● Written request
Transcribe every entry word for word. Skip the pictures.

* BEGIN Excerpted data *

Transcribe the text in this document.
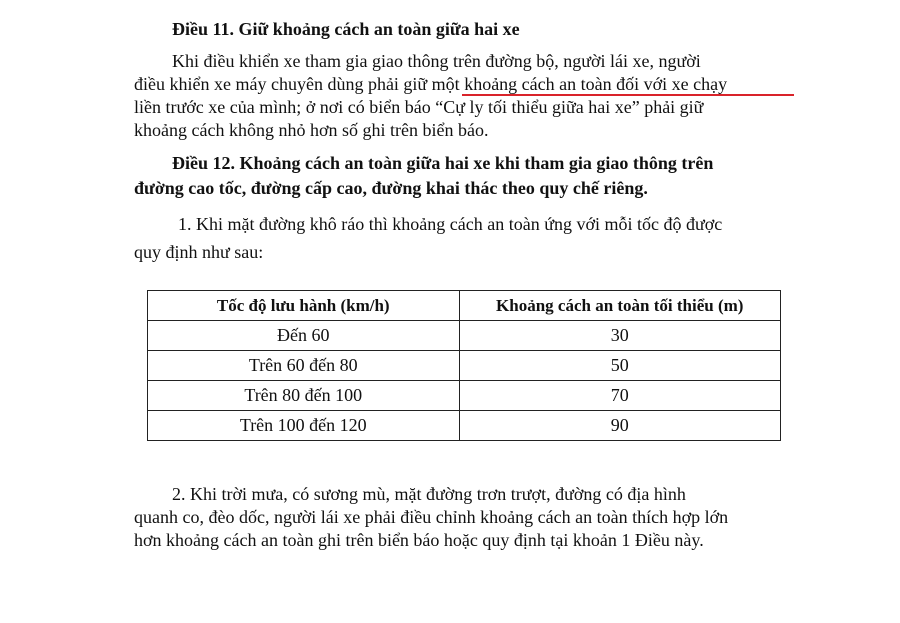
Điều 11. Giữ khoảng cách an toàn giữa hai xe
Khi điều khiển xe tham gia giao thông trên đường bộ, người lái xe, người
điều khiển xe máy chuyên dùng phải giữ một khoảng cách an toàn đối với xe chạy
liền trước xe của mình; ở nơi có biển báo “Cự ly tối thiểu giữa hai xe” phải giữ
khoảng cách không nhỏ hơn số ghi trên biển báo.
Điều 12. Khoảng cách an toàn giữa hai xe khi tham gia giao thông trên
đường cao tốc, đường cấp cao, đường khai thác theo quy chế riêng.
1. Khi mặt đường khô ráo thì khoảng cách an toàn ứng với mỗi tốc độ được
quy định như sau:
Tốc độ lưu hành (km/h)	Khoảng cách an toàn tối thiểu (m)
Đến 60	30
Trên 60 đến 80	50
Trên 80 đến 100	70
Trên 100 đến 120	90
2. Khi trời mưa, có sương mù, mặt đường trơn trượt, đường có địa hình
quanh co, đèo dốc, người lái xe phải điều chỉnh khoảng cách an toàn thích hợp lớn
hơn khoảng cách an toàn ghi trên biển báo hoặc quy định tại khoản 1 Điều này.
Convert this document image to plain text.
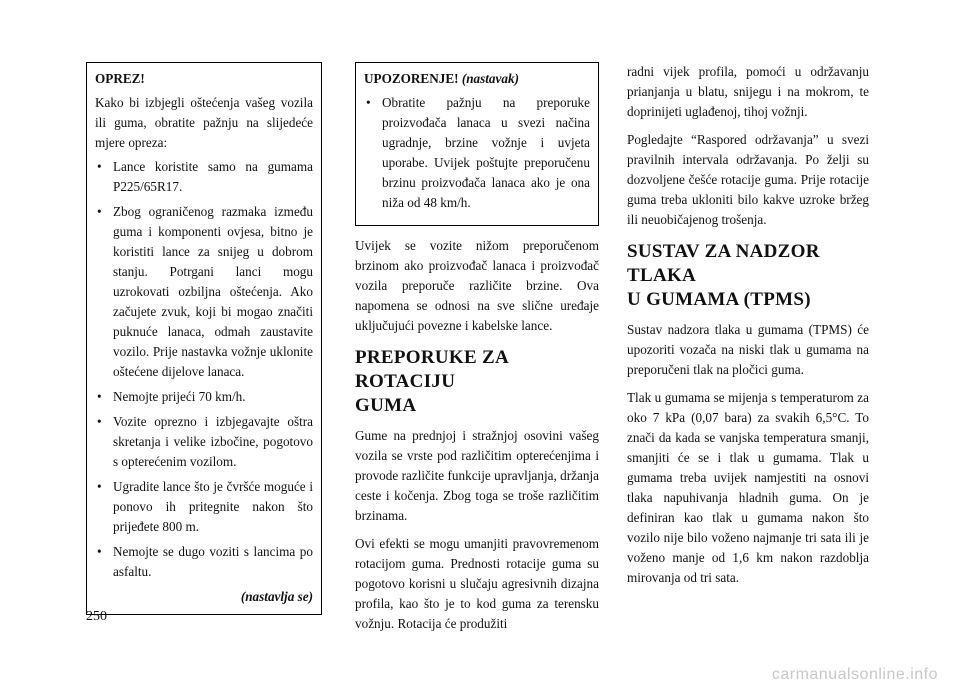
OPREZ!

Kako bi izbjegli oštećenja vašeg vozila ili guma, obratite pažnju na slijedeće mjere opreza:

• Lance koristite samo na gumama P225/65R17.
• Zbog ograničenog razmaka između guma i komponenti ovjesa, bitno je koristiti lance za snijeg u dobrom stanju. Potrgani lanci mogu uzrokovati ozbiljna oštećenja. Ako začujete zvuk, koji bi mogao značiti puknuće lanaca, odmah zaustavite vozilo. Prije nastavka vožnje uklonite oštećene dijelove lanaca.
• Nemojte prijeći 70 km/h.
• Vozite oprezno i izbjegavajte oštra skretanja i velike izbočine, pogotovo s opterećenim vozilom.
• Ugradite lance što je čvršće moguće i ponovo ih pritegnite nakon što prijeđete 800 m.
• Nemojte se dugo voziti s lancima po asfaltu.
(nastavlja se)

UPOZORENJE! (nastavak)

• Obratite pažnju na preporuke proizvođača lanaca u svezi načina ugradnje, brzine vožnje i uvjeta uporabe. Uvijek poštujte preporučenu brzinu proizvođača lanaca ako je ona niža od 48 km/h.

Uvijek se vozite nižom preporučenom brzinom ako proizvođač lanaca i proizvođač vozila preporuče različite brzine. Ova napomena se odnosi na sve slične uređaje uključujući povezne i kabelske lance.

PREPORUKE ZA ROTACIJU
GUMA

Gume na prednjoj i stražnjoj osovini vašeg vozila se vrste pod različitim opterećenjima i provode različite funkcije upravljanja, držanja ceste i kočenja. Zbog toga se troše različitim brzinama.

Ovi efekti se mogu umanjiti pravovremenom rotacijom guma. Prednosti rotacije guma su pogotovo korisni u slučaju agresivnih dizajna profila, kao što je to kod guma za terensku vožnju. Rotacija će produžiti

radni vijek profila, pomoći u održavanju prianjanja u blatu, snijegu i na mokrom, te doprinijeti uglađenoj, tihoj vožnji.

Pogledajte “Raspored održavanja” u svezi pravilnih intervala održavanja. Po želji su dozvoljene češće rotacije guma. Prije rotacije guma treba ukloniti bilo kakve uzroke bržeg ili neuobičajenog trošenja.

SUSTAV ZA NADZOR TLAKA
U GUMAMA (TPMS)

Sustav nadzora tlaka u gumama (TPMS) će upozoriti vozača na niski tlak u gumama na preporučeni tlak na pločici guma.

Tlak u gumama se mijenja s temperaturom za oko 7 kPa (0,07 bara) za svakih 6,5°C. To znači da kada se vanjska temperatura smanji, smanjiti će se i tlak u gumama. Tlak u gumama treba uvijek namjestiti na osnovi tlaka napuhivanja hladnih guma. On je definiran kao tlak u gumama nakon što vozilo nije bilo voženo najmanje tri sata ili je voženo manje od 1,6 km nakon razdoblja mirovanja od tri sata.

250
carmanualsonline.info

* END Excerpted data *

● The reply
Transcribe the text in this document.
Điều 11. Giữ khoảng cách an toàn giữa hai xe
Khi điều khiển xe tham gia giao thông trên đường bộ, người lái xe, người
điều khiển xe máy chuyên dùng phải giữ một khoảng cách an toàn đối với xe chạy
liền trước xe của mình; ở nơi có biển báo “Cự ly tối thiểu giữa hai xe” phải giữ
khoảng cách không nhỏ hơn số ghi trên biển báo.
Điều 12. Khoảng cách an toàn giữa hai xe khi tham gia giao thông trên
đường cao tốc, đường cấp cao, đường khai thác theo quy chế riêng.
1. Khi mặt đường khô ráo thì khoảng cách an toàn ứng với mỗi tốc độ được
quy định như sau:
Tốc độ lưu hành (km/h)	Khoảng cách an toàn tối thiểu (m)
Đến 60	30
Trên 60 đến 80	50
Trên 80 đến 100	70
Trên 100 đến 120	90
2. Khi trời mưa, có sương mù, mặt đường trơn trượt, đường có địa hình
quanh co, đèo dốc, người lái xe phải điều chỉnh khoảng cách an toàn thích hợp lớn
hơn khoảng cách an toàn ghi trên biển báo hoặc quy định tại khoản 1 Điều này.
Convert this document image to plain text.
OPREZ!

Kako bi izbjegli oštećenja vašeg vozila ili guma, obratite pažnju na slijedeće mjere opreza:

• Lance koristite samo na gumama P225/65R17.
• Zbog ograničenog razmaka između guma i komponenti ovjesa, bitno je koristiti lance za snijeg u dobrom stanju. Potrgani lanci mogu uzrokovati ozbiljna oštećenja. Ako začujete zvuk, koji bi mogao značiti puknuće lanaca, odmah zaustavite vozilo. Prije nastavka vožnje uklonite oštećene dijelove lanaca.
• Nemojte prijeći 70 km/h.
• Vozite oprezno i izbjegavajte oštra skretanja i velike izbočine, pogotovo s opterećenim vozilom.
• Ugradite lance što je čvršće moguće i ponovo ih pritegnite nakon što prijeđete 800 m.
• Nemojte se dugo voziti s lancima po asfaltu.
(nastavlja se)

UPOZORENJE! (nastavak)

• Obratite pažnju na preporuke proizvođača lanaca u svezi načina ugradnje, brzine vožnje i uvjeta uporabe. Uvijek poštujte preporučenu brzinu proizvođača lanaca ako je ona niža od 48 km/h.

Uvijek se vozite nižom preporučenom brzinom ako proizvođač lanaca i proizvođač vozila preporuče različite brzine. Ova napomena se odnosi na sve slične uređaje uključujući povezne i kabelske lance.

PREPORUKE ZA ROTACIJU
GUMA

Gume na prednjoj i stražnjoj osovini vašeg vozila se vrste pod različitim opterećenjima i provode različite funkcije upravljanja, držanja ceste i kočenja. Zbog toga se troše različitim brzinama.

Ovi efekti se mogu umanjiti pravovremenom rotacijom guma. Prednosti rotacije guma su pogotovo korisni u slučaju agresivnih dizajna profila, kao što je to kod guma za terensku vožnju. Rotacija će produžiti

radni vijek profila, pomoći u održavanju prianjanja u blatu, snijegu i na mokrom, te doprinijeti uglađenoj, tihoj vožnji.

Pogledajte “Raspored održavanja” u svezi pravilnih intervala održavanja. Po želji su dozvoljene češće rotacije guma. Prije rotacije guma treba ukloniti bilo kakve uzroke bržeg ili neuobičajenog trošenja.

SUSTAV ZA NADZOR TLAKA
U GUMAMA (TPMS)

Sustav nadzora tlaka u gumama (TPMS) će upozoriti vozača na niski tlak u gumama na preporučeni tlak na pločici guma.

Tlak u gumama se mijenja s temperaturom za oko 7 kPa (0,07 bara) za svakih 6,5°C. To znači da kada se vanjska temperatura smanji, smanjiti će se i tlak u gumama. Tlak u gumama treba uvijek namjestiti na osnovi tlaka napuhivanja hladnih guma. On je definiran kao tlak u gumama nakon što vozilo nije bilo voženo najmanje tri sata ili je voženo manje od 1,6 km nakon razdoblja mirovanja od tri sata.

250
carmanualsonline.info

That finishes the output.